• _What this task involves_
Every line that holds the string "must" is to be identified and copied.

• _Data for this task_
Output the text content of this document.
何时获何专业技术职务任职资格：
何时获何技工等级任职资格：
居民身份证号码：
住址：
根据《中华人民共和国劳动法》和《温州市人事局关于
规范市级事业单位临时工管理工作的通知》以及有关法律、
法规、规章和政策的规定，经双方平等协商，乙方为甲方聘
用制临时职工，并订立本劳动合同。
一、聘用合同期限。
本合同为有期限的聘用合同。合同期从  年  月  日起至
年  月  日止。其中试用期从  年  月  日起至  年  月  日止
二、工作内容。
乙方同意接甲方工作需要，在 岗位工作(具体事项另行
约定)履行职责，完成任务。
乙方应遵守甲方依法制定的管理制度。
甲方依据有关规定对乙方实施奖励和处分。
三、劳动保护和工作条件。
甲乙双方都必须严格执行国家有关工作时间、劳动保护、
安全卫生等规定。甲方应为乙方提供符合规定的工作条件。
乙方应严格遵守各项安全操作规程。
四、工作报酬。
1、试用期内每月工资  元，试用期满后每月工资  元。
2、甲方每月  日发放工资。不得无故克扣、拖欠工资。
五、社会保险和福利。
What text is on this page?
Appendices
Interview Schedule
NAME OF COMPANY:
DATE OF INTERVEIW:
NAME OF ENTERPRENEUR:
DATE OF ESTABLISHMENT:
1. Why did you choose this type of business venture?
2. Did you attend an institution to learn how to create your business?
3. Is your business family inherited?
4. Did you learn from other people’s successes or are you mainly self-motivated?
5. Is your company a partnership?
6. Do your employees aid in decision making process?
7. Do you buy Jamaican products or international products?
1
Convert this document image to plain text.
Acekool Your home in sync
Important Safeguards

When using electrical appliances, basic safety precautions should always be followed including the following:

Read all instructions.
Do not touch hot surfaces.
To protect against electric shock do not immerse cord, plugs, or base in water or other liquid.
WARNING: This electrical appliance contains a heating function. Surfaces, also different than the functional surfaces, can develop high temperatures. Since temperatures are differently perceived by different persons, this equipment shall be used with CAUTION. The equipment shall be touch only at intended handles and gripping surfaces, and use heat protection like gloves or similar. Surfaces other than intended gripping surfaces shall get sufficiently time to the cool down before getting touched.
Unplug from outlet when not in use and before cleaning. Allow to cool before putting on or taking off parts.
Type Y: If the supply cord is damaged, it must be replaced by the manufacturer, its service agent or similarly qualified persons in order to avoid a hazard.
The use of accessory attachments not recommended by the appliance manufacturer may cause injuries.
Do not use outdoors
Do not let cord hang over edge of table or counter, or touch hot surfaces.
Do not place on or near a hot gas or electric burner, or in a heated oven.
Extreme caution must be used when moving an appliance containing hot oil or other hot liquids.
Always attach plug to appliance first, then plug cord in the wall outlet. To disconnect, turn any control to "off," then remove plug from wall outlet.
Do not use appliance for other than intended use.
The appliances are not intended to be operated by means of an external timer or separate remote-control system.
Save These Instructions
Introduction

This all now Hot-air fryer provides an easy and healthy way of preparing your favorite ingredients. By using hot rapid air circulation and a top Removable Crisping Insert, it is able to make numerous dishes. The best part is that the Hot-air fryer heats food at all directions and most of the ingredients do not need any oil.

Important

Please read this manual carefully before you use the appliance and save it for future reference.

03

• _Written response_
Type Y: If the supply cord is damaged, it must be replaced by the manufacturer, its service agent or similarly qualified persons in order to avoid a hazard.
Extreme caution must be used when moving an appliance containing hot oil or other hot liquids.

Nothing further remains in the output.